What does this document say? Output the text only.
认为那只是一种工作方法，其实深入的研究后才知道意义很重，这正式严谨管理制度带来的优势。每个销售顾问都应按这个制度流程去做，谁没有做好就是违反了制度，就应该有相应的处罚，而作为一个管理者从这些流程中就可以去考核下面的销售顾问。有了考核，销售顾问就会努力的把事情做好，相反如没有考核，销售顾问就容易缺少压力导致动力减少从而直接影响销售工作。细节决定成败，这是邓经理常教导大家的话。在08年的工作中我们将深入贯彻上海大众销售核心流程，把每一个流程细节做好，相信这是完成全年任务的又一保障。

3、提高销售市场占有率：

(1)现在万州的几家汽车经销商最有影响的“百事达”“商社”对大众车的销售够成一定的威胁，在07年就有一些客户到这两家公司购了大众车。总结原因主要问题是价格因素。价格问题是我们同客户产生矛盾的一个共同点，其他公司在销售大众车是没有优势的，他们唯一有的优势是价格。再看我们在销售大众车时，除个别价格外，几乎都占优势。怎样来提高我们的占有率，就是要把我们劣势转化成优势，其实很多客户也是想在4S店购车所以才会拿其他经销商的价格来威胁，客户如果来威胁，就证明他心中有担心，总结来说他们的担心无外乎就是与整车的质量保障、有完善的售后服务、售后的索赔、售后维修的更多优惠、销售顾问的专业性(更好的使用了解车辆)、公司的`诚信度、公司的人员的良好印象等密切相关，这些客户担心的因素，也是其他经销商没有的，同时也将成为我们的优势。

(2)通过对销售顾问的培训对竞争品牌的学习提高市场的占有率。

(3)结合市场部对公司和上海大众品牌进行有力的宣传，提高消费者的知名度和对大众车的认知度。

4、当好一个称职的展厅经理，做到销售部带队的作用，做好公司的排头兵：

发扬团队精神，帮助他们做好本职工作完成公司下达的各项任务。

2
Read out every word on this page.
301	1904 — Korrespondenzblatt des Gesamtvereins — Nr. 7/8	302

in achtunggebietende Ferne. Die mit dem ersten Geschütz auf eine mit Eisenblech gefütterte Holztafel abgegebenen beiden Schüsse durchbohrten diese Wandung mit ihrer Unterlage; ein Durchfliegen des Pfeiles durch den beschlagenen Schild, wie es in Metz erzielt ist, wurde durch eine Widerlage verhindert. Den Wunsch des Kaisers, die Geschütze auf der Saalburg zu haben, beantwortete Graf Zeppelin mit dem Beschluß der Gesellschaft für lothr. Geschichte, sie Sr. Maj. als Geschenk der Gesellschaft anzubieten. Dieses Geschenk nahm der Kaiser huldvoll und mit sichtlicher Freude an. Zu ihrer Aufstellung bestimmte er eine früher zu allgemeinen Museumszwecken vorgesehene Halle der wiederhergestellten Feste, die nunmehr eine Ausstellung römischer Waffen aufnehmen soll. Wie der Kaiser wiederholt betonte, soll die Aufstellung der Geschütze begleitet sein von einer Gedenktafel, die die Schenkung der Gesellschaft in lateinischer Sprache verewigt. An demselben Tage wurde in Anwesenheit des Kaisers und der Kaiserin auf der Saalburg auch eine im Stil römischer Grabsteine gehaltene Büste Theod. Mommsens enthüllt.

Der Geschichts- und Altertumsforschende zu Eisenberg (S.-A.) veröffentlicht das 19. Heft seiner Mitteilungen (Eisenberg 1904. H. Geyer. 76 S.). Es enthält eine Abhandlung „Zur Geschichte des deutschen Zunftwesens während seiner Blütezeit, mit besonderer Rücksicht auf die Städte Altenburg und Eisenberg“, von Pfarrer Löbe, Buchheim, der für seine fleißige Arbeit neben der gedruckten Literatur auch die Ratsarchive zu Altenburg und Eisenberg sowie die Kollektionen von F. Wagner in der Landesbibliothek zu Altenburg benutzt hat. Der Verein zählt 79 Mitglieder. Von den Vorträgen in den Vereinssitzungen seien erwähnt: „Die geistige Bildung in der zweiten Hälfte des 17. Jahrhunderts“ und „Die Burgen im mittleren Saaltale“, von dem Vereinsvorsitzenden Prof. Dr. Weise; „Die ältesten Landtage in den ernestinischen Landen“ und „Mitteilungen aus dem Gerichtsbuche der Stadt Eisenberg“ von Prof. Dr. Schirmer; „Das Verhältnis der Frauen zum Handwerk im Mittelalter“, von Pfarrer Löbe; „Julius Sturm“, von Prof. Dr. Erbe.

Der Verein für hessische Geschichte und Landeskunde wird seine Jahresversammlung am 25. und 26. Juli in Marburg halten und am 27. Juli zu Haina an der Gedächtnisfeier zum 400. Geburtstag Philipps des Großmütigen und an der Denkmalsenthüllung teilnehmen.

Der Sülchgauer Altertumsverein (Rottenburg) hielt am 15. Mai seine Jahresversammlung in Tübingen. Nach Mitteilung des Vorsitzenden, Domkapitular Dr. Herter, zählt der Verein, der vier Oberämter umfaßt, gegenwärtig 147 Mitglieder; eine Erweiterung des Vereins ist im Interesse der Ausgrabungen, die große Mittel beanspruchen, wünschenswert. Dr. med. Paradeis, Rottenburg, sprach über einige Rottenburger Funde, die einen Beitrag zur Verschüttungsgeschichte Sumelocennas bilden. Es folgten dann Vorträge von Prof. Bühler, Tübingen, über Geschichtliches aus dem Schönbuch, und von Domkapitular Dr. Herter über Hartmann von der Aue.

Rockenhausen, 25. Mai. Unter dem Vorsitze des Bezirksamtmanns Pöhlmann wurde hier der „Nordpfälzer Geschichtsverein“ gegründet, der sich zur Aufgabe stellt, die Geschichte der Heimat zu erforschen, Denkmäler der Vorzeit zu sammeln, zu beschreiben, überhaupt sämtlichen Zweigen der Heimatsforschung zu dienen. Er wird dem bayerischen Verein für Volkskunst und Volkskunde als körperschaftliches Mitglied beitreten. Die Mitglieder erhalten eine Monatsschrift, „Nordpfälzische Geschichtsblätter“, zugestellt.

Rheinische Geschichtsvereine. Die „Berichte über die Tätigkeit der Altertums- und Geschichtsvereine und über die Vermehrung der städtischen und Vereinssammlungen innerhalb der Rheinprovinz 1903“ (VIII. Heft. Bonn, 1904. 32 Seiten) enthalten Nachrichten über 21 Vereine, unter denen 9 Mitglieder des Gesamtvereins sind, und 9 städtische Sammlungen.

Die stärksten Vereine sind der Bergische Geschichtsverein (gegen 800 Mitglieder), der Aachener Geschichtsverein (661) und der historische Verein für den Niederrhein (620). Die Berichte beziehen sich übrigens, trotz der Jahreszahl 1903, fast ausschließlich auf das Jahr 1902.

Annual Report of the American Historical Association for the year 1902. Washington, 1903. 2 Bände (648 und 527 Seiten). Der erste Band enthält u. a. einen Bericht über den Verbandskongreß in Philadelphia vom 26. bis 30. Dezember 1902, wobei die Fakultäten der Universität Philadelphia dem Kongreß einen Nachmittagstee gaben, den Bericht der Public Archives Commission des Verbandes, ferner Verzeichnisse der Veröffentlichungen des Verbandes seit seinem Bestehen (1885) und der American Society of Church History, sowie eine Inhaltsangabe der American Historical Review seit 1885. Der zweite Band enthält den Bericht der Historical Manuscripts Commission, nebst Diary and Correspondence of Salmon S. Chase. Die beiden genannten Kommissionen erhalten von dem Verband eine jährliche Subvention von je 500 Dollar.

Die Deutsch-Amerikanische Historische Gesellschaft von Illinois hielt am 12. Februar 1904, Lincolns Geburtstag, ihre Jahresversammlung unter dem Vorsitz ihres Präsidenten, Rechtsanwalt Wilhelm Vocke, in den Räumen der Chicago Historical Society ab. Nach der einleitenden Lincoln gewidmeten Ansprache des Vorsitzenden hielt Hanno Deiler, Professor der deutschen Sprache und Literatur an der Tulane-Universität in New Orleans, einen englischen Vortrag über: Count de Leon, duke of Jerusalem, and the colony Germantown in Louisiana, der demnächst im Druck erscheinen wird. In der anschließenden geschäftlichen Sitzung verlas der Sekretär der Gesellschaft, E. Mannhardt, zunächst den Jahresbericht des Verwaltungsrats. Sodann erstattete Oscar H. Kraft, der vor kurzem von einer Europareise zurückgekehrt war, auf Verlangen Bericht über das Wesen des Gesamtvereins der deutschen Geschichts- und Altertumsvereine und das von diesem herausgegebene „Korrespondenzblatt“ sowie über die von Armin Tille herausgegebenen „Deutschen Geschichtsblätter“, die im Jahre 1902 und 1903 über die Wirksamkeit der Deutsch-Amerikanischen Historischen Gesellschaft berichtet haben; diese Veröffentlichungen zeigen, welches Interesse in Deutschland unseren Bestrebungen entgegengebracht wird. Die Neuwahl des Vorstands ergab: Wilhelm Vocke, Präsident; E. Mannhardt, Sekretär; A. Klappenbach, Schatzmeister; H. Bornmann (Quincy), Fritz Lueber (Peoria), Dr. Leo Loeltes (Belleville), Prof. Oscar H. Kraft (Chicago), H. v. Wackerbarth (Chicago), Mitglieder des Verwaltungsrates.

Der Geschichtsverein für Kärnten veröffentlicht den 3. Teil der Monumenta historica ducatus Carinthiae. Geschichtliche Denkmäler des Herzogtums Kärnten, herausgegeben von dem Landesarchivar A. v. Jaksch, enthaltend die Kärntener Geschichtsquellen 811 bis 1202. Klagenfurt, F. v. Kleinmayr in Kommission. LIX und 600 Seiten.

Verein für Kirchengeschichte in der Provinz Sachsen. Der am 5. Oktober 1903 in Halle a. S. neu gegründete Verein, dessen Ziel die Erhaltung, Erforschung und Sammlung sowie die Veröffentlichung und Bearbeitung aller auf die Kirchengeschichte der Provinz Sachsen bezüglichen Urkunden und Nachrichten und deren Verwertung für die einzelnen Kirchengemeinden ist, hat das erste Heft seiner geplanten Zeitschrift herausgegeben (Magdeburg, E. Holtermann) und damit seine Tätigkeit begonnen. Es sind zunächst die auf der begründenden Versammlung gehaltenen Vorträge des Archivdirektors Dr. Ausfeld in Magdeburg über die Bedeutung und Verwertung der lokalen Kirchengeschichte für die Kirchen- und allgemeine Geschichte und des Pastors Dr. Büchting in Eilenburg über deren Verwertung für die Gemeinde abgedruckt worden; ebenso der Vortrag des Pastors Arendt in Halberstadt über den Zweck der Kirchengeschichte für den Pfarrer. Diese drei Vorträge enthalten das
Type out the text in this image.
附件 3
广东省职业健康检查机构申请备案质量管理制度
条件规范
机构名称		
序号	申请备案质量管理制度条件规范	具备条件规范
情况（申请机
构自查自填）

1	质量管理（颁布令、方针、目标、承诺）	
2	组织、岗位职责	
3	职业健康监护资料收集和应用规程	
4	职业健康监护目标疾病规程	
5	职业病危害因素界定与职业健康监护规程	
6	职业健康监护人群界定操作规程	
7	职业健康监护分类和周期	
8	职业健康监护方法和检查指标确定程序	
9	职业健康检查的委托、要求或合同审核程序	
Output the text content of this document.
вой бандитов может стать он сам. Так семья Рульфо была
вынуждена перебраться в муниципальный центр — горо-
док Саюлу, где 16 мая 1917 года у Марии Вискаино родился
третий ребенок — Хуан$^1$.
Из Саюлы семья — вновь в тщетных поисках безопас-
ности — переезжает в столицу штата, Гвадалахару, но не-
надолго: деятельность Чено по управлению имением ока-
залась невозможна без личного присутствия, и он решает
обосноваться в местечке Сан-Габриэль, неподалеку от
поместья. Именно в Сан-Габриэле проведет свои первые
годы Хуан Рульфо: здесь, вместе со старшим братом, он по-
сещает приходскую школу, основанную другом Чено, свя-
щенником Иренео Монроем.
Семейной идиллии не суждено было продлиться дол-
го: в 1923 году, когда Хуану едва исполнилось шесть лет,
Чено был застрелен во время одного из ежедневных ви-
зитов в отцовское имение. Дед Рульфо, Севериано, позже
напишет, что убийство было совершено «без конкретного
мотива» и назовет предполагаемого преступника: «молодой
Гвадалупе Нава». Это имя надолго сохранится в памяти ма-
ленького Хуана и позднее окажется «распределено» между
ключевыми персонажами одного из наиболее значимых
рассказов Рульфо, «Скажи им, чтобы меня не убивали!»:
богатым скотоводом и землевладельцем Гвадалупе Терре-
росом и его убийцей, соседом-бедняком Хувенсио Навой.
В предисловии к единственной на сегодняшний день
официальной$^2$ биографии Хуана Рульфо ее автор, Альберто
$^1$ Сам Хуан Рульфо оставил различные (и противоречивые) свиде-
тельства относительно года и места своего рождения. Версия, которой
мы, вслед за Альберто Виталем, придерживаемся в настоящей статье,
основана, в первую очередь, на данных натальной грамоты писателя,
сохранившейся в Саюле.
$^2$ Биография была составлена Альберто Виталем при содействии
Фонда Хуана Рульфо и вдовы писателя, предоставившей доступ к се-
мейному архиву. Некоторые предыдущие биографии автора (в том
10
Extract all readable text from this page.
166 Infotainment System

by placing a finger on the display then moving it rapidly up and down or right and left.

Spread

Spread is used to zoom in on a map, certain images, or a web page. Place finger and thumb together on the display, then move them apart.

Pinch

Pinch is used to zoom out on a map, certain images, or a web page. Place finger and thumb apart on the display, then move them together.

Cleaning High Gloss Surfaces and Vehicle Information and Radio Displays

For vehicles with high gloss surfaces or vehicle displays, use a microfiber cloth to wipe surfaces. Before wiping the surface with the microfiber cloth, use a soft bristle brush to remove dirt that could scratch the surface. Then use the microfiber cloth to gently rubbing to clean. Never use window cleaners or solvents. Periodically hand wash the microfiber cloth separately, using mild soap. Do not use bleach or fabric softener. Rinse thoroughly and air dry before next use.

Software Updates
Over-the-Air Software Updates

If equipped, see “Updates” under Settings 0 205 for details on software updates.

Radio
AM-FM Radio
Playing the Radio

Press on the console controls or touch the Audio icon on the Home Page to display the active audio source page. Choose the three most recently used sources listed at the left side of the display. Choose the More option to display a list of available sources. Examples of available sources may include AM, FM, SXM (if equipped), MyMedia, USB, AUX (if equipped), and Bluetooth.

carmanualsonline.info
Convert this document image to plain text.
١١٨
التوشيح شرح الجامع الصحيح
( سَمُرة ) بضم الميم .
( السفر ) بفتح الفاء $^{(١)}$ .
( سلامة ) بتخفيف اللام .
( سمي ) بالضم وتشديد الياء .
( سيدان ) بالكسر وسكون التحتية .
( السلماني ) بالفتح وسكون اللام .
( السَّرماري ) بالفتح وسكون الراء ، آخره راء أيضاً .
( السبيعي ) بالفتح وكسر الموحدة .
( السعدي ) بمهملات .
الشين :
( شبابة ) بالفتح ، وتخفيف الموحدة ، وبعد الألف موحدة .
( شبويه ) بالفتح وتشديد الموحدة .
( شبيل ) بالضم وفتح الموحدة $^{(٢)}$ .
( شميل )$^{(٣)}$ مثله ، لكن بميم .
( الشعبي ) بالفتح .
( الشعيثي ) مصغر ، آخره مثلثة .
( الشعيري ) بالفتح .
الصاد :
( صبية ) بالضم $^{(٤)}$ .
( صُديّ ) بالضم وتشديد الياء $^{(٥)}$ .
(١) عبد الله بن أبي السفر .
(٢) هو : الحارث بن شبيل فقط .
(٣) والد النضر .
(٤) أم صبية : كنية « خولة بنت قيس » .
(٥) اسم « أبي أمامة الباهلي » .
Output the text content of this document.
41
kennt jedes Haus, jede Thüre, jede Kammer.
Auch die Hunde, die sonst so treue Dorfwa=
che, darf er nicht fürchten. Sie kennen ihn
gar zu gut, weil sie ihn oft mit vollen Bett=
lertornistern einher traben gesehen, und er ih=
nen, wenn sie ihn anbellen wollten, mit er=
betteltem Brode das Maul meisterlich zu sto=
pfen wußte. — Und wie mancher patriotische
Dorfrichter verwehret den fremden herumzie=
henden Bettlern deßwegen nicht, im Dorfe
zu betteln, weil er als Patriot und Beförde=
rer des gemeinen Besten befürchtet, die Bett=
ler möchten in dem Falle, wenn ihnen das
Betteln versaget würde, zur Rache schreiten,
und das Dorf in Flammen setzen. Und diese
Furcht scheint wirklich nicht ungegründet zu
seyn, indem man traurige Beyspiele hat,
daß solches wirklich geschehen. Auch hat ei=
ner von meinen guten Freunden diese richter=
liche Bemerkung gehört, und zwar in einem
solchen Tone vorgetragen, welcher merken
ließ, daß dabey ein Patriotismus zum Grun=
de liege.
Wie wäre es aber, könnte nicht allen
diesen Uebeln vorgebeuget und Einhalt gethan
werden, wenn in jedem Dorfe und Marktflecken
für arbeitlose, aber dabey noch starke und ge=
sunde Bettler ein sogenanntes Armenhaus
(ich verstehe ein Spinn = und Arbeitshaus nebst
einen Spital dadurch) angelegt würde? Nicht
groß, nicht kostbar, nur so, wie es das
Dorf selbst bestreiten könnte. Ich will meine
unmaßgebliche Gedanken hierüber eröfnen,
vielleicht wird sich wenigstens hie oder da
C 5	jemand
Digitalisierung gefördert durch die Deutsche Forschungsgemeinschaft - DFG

----

= WRITTEN INSTRUCTION =
Scan the data for the word "آخره" and copy every line where it shows up.

= RESULT =
( السَّرماري ) بالفتح وسكون الراء ، آخره راء أيضاً .
( الشعيثي ) مصغر ، آخره مثلثة .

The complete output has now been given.